_Records for this task_

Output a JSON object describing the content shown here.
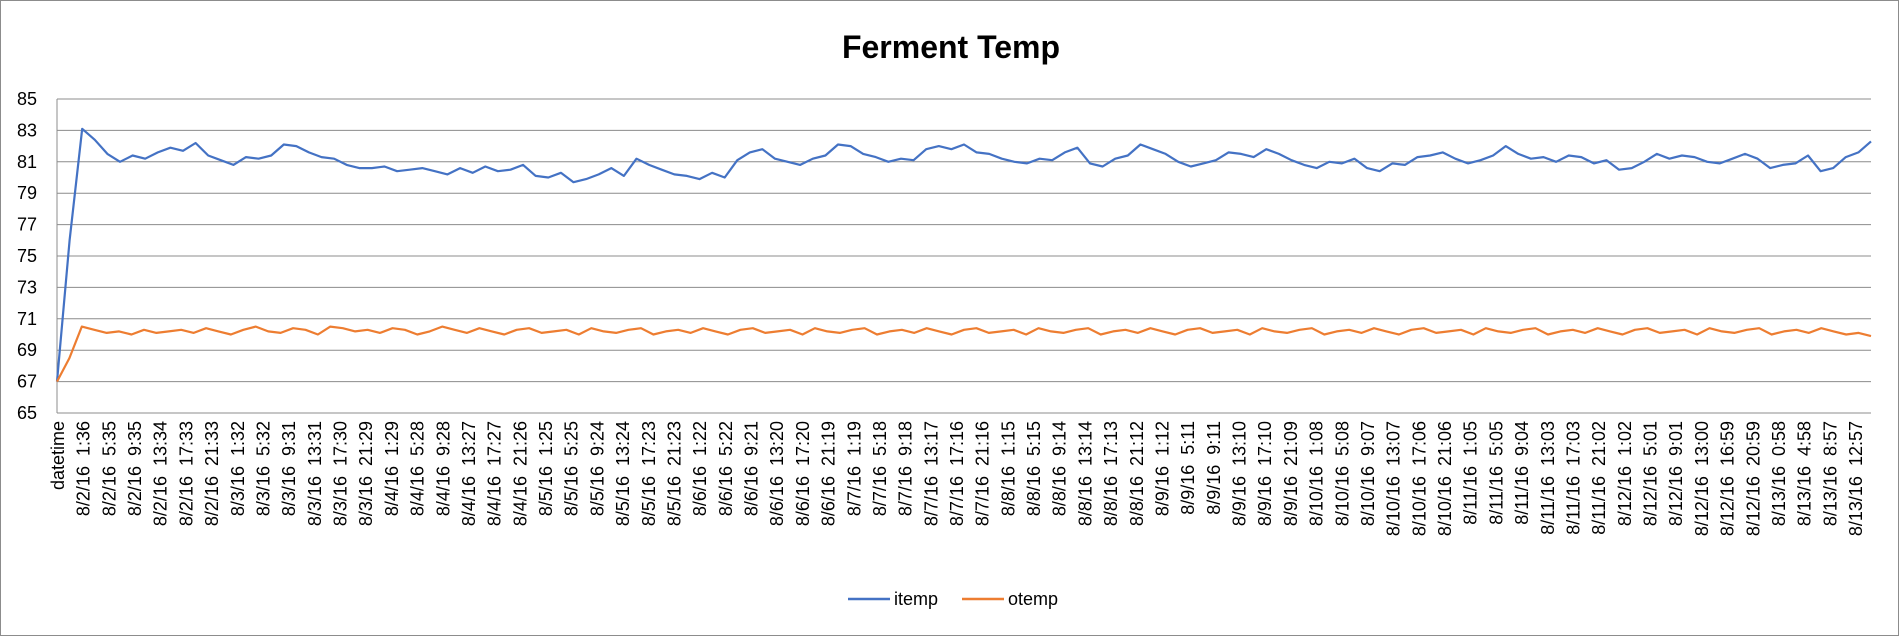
{
  "chart_data": {
    "type": "line",
    "title": "Ferment Temp",
    "xlabel": "",
    "ylabel": "",
    "ylim": [
      65,
      85
    ],
    "yticks": [
      65,
      67,
      69,
      71,
      73,
      75,
      77,
      79,
      81,
      83,
      85
    ],
    "grid": true,
    "legend_position": "bottom",
    "x_start": "8/1/16 21:37",
    "x_end": "8/13/16 21:05",
    "x_tick_labels": [
      "datetime",
      "8/2/16  1:36",
      "8/2/16  5:35",
      "8/2/16  9:35",
      "8/2/16  13:34",
      "8/2/16  17:33",
      "8/2/16  21:33",
      "8/3/16  1:32",
      "8/3/16  5:32",
      "8/3/16  9:31",
      "8/3/16  13:31",
      "8/3/16  17:30",
      "8/3/16  21:29",
      "8/4/16  1:29",
      "8/4/16  5:28",
      "8/4/16  9:28",
      "8/4/16  13:27",
      "8/4/16  17:27",
      "8/4/16  21:26",
      "8/5/16  1:25",
      "8/5/16  5:25",
      "8/5/16  9:24",
      "8/5/16  13:24",
      "8/5/16  17:23",
      "8/5/16  21:23",
      "8/6/16  1:22",
      "8/6/16  5:22",
      "8/6/16  9:21",
      "8/6/16  13:20",
      "8/6/16  17:20",
      "8/6/16  21:19",
      "8/7/16  1:19",
      "8/7/16  5:18",
      "8/7/16  9:18",
      "8/7/16  13:17",
      "8/7/16  17:16",
      "8/7/16  21:16",
      "8/8/16  1:15",
      "8/8/16  5:15",
      "8/8/16  9:14",
      "8/8/16  13:14",
      "8/8/16  17:13",
      "8/8/16  21:12",
      "8/9/16  1:12",
      "8/9/16  5:11",
      "8/9/16  9:11",
      "8/9/16  13:10",
      "8/9/16  17:10",
      "8/9/16  21:09",
      "8/10/16  1:08",
      "8/10/16  5:08",
      "8/10/16  9:07",
      "8/10/16  13:07",
      "8/10/16  17:06",
      "8/10/16  21:06",
      "8/11/16  1:05",
      "8/11/16  5:05",
      "8/11/16  9:04",
      "8/11/16  13:03",
      "8/11/16  17:03",
      "8/11/16  21:02",
      "8/12/16  1:02",
      "8/12/16  5:01",
      "8/12/16  9:01",
      "8/12/16  13:00",
      "8/12/16  16:59",
      "8/12/16  20:59",
      "8/13/16  0:58",
      "8/13/16  4:58",
      "8/13/16  8:57",
      "8/13/16  12:57"
    ],
    "series": [
      {
        "name": "itemp",
        "color": "#4472C4",
        "values": [
          67.0,
          76.0,
          83.1,
          82.4,
          81.5,
          81.0,
          81.4,
          81.2,
          81.6,
          81.9,
          81.7,
          82.2,
          81.4,
          81.1,
          80.8,
          81.3,
          81.2,
          81.4,
          82.1,
          82.0,
          81.6,
          81.3,
          81.2,
          80.8,
          80.6,
          80.6,
          80.7,
          80.4,
          80.5,
          80.6,
          80.4,
          80.2,
          80.6,
          80.3,
          80.7,
          80.4,
          80.5,
          80.8,
          80.1,
          80.0,
          80.3,
          79.7,
          79.9,
          80.2,
          80.6,
          80.1,
          81.2,
          80.8,
          80.5,
          80.2,
          80.1,
          79.9,
          80.3,
          80.0,
          81.1,
          81.6,
          81.8,
          81.2,
          81.0,
          80.8,
          81.2,
          81.4,
          82.1,
          82.0,
          81.5,
          81.3,
          81.0,
          81.2,
          81.1,
          81.8,
          82.0,
          81.8,
          82.1,
          81.6,
          81.5,
          81.2,
          81.0,
          80.9,
          81.2,
          81.1,
          81.6,
          81.9,
          80.9,
          80.7,
          81.2,
          81.4,
          82.1,
          81.8,
          81.5,
          81.0,
          80.7,
          80.9,
          81.1,
          81.6,
          81.5,
          81.3,
          81.8,
          81.5,
          81.1,
          80.8,
          80.6,
          81.0,
          80.9,
          81.2,
          80.6,
          80.4,
          80.9,
          80.8,
          81.3,
          81.4,
          81.6,
          81.2,
          80.9,
          81.1,
          81.4,
          82.0,
          81.5,
          81.2,
          81.3,
          81.0,
          81.4,
          81.3,
          80.9,
          81.1,
          80.5,
          80.6,
          81.0,
          81.5,
          81.2,
          81.4,
          81.3,
          81.0,
          80.9,
          81.2,
          81.5,
          81.2,
          80.6,
          80.8,
          80.9,
          81.4,
          80.4,
          80.6,
          81.3,
          81.6,
          82.3
        ]
      },
      {
        "name": "otemp",
        "color": "#ED7D31",
        "values": [
          67.0,
          68.5,
          70.5,
          70.3,
          70.1,
          70.2,
          70.0,
          70.3,
          70.1,
          70.2,
          70.3,
          70.1,
          70.4,
          70.2,
          70.0,
          70.3,
          70.5,
          70.2,
          70.1,
          70.4,
          70.3,
          70.0,
          70.5,
          70.4,
          70.2,
          70.3,
          70.1,
          70.4,
          70.3,
          70.0,
          70.2,
          70.5,
          70.3,
          70.1,
          70.4,
          70.2,
          70.0,
          70.3,
          70.4,
          70.1,
          70.2,
          70.3,
          70.0,
          70.4,
          70.2,
          70.1,
          70.3,
          70.4,
          70.0,
          70.2,
          70.3,
          70.1,
          70.4,
          70.2,
          70.0,
          70.3,
          70.4,
          70.1,
          70.2,
          70.3,
          70.0,
          70.4,
          70.2,
          70.1,
          70.3,
          70.4,
          70.0,
          70.2,
          70.3,
          70.1,
          70.4,
          70.2,
          70.0,
          70.3,
          70.4,
          70.1,
          70.2,
          70.3,
          70.0,
          70.4,
          70.2,
          70.1,
          70.3,
          70.4,
          70.0,
          70.2,
          70.3,
          70.1,
          70.4,
          70.2,
          70.0,
          70.3,
          70.4,
          70.1,
          70.2,
          70.3,
          70.0,
          70.4,
          70.2,
          70.1,
          70.3,
          70.4,
          70.0,
          70.2,
          70.3,
          70.1,
          70.4,
          70.2,
          70.0,
          70.3,
          70.4,
          70.1,
          70.2,
          70.3,
          70.0,
          70.4,
          70.2,
          70.1,
          70.3,
          70.4,
          70.0,
          70.2,
          70.3,
          70.1,
          70.4,
          70.2,
          70.0,
          70.3,
          70.4,
          70.1,
          70.2,
          70.3,
          70.0,
          70.4,
          70.2,
          70.1,
          70.3,
          70.4,
          70.0,
          70.2,
          70.3,
          70.1,
          70.4,
          70.2,
          70.0,
          70.1,
          69.9
        ]
      }
    ]
  }
}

_Task requirements_
Copy out the entries verbatim and leave the images out.

_Full solution_
Output a JSON object describing the content shown here.
{
  "chart_data": {
    "type": "line",
    "title": "Ferment Temp",
    "xlabel": "",
    "ylabel": "",
    "ylim": [
      65,
      85
    ],
    "yticks": [
      65,
      67,
      69,
      71,
      73,
      75,
      77,
      79,
      81,
      83,
      85
    ],
    "grid": true,
    "legend_position": "bottom",
    "x_start": "8/1/16 21:37",
    "x_end": "8/13/16 21:05",
    "x_tick_labels": [
      "datetime",
      "8/2/16  1:36",
      "8/2/16  5:35",
      "8/2/16  9:35",
      "8/2/16  13:34",
      "8/2/16  17:33",
      "8/2/16  21:33",
      "8/3/16  1:32",
      "8/3/16  5:32",
      "8/3/16  9:31",
      "8/3/16  13:31",
      "8/3/16  17:30",
      "8/3/16  21:29",
      "8/4/16  1:29",
      "8/4/16  5:28",
      "8/4/16  9:28",
      "8/4/16  13:27",
      "8/4/16  17:27",
      "8/4/16  21:26",
      "8/5/16  1:25",
      "8/5/16  5:25",
      "8/5/16  9:24",
      "8/5/16  13:24",
      "8/5/16  17:23",
      "8/5/16  21:23",
      "8/6/16  1:22",
      "8/6/16  5:22",
      "8/6/16  9:21",
      "8/6/16  13:20",
      "8/6/16  17:20",
      "8/6/16  21:19",
      "8/7/16  1:19",
      "8/7/16  5:18",
      "8/7/16  9:18",
      "8/7/16  13:17",
      "8/7/16  17:16",
      "8/7/16  21:16",
      "8/8/16  1:15",
      "8/8/16  5:15",
      "8/8/16  9:14",
      "8/8/16  13:14",
      "8/8/16  17:13",
      "8/8/16  21:12",
      "8/9/16  1:12",
      "8/9/16  5:11",
      "8/9/16  9:11",
      "8/9/16  13:10",
      "8/9/16  17:10",
      "8/9/16  21:09",
      "8/10/16  1:08",
      "8/10/16  5:08",
      "8/10/16  9:07",
      "8/10/16  13:07",
      "8/10/16  17:06",
      "8/10/16  21:06",
      "8/11/16  1:05",
      "8/11/16  5:05",
      "8/11/16  9:04",
      "8/11/16  13:03",
      "8/11/16  17:03",
      "8/11/16  21:02",
      "8/12/16  1:02",
      "8/12/16  5:01",
      "8/12/16  9:01",
      "8/12/16  13:00",
      "8/12/16  16:59",
      "8/12/16  20:59",
      "8/13/16  0:58",
      "8/13/16  4:58",
      "8/13/16  8:57",
      "8/13/16  12:57"
    ],
    "series": [
      {
        "name": "itemp",
        "color": "#4472C4",
        "values": [
          67.0,
          76.0,
          83.1,
          82.4,
          81.5,
          81.0,
          81.4,
          81.2,
          81.6,
          81.9,
          81.7,
          82.2,
          81.4,
          81.1,
          80.8,
          81.3,
          81.2,
          81.4,
          82.1,
          82.0,
          81.6,
          81.3,
          81.2,
          80.8,
          80.6,
          80.6,
          80.7,
          80.4,
          80.5,
          80.6,
          80.4,
          80.2,
          80.6,
          80.3,
          80.7,
          80.4,
          80.5,
          80.8,
          80.1,
          80.0,
          80.3,
          79.7,
          79.9,
          80.2,
          80.6,
          80.1,
          81.2,
          80.8,
          80.5,
          80.2,
          80.1,
          79.9,
          80.3,
          80.0,
          81.1,
          81.6,
          81.8,
          81.2,
          81.0,
          80.8,
          81.2,
          81.4,
          82.1,
          82.0,
          81.5,
          81.3,
          81.0,
          81.2,
          81.1,
          81.8,
          82.0,
          81.8,
          82.1,
          81.6,
          81.5,
          81.2,
          81.0,
          80.9,
          81.2,
          81.1,
          81.6,
          81.9,
          80.9,
          80.7,
          81.2,
          81.4,
          82.1,
          81.8,
          81.5,
          81.0,
          80.7,
          80.9,
          81.1,
          81.6,
          81.5,
          81.3,
          81.8,
          81.5,
          81.1,
          80.8,
          80.6,
          81.0,
          80.9,
          81.2,
          80.6,
          80.4,
          80.9,
          80.8,
          81.3,
          81.4,
          81.6,
          81.2,
          80.9,
          81.1,
          81.4,
          82.0,
          81.5,
          81.2,
          81.3,
          81.0,
          81.4,
          81.3,
          80.9,
          81.1,
          80.5,
          80.6,
          81.0,
          81.5,
          81.2,
          81.4,
          81.3,
          81.0,
          80.9,
          81.2,
          81.5,
          81.2,
          80.6,
          80.8,
          80.9,
          81.4,
          80.4,
          80.6,
          81.3,
          81.6,
          82.3
        ]
      },
      {
        "name": "otemp",
        "color": "#ED7D31",
        "values": [
          67.0,
          68.5,
          70.5,
          70.3,
          70.1,
          70.2,
          70.0,
          70.3,
          70.1,
          70.2,
          70.3,
          70.1,
          70.4,
          70.2,
          70.0,
          70.3,
          70.5,
          70.2,
          70.1,
          70.4,
          70.3,
          70.0,
          70.5,
          70.4,
          70.2,
          70.3,
          70.1,
          70.4,
          70.3,
          70.0,
          70.2,
          70.5,
          70.3,
          70.1,
          70.4,
          70.2,
          70.0,
          70.3,
          70.4,
          70.1,
          70.2,
          70.3,
          70.0,
          70.4,
          70.2,
          70.1,
          70.3,
          70.4,
          70.0,
          70.2,
          70.3,
          70.1,
          70.4,
          70.2,
          70.0,
          70.3,
          70.4,
          70.1,
          70.2,
          70.3,
          70.0,
          70.4,
          70.2,
          70.1,
          70.3,
          70.4,
          70.0,
          70.2,
          70.3,
          70.1,
          70.4,
          70.2,
          70.0,
          70.3,
          70.4,
          70.1,
          70.2,
          70.3,
          70.0,
          70.4,
          70.2,
          70.1,
          70.3,
          70.4,
          70.0,
          70.2,
          70.3,
          70.1,
          70.4,
          70.2,
          70.0,
          70.3,
          70.4,
          70.1,
          70.2,
          70.3,
          70.0,
          70.4,
          70.2,
          70.1,
          70.3,
          70.4,
          70.0,
          70.2,
          70.3,
          70.1,
          70.4,
          70.2,
          70.0,
          70.3,
          70.4,
          70.1,
          70.2,
          70.3,
          70.0,
          70.4,
          70.2,
          70.1,
          70.3,
          70.4,
          70.0,
          70.2,
          70.3,
          70.1,
          70.4,
          70.2,
          70.0,
          70.3,
          70.4,
          70.1,
          70.2,
          70.3,
          70.0,
          70.4,
          70.2,
          70.1,
          70.3,
          70.4,
          70.0,
          70.2,
          70.3,
          70.1,
          70.4,
          70.2,
          70.0,
          70.1,
          69.9
        ]
      }
    ]
  }
}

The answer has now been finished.